__Record set__:
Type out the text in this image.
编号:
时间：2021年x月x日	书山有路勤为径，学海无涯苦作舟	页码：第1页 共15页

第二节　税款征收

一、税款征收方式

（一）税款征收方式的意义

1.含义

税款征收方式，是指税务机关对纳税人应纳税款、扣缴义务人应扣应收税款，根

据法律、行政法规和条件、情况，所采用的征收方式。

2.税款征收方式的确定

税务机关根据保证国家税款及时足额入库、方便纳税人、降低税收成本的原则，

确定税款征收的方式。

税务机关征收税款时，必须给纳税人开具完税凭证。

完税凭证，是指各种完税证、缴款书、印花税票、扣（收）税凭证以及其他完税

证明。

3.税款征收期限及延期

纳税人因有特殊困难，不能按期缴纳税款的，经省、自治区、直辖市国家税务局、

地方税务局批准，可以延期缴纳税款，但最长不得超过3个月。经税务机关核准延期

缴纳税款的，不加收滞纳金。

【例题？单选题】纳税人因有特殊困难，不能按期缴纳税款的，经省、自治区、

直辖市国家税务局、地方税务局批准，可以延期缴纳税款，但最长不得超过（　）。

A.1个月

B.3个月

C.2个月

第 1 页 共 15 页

__Work to be completed__: Return every line above that contains the word "可以延期缴纳税款".

__Exercise solution__:
地方税务局批准，可以延期缴纳税款，但最长不得超过3个月。经税务机关核准延期
直辖市国家税务局、地方税务局批准，可以延期缴纳税款，但最长不得超过（　）。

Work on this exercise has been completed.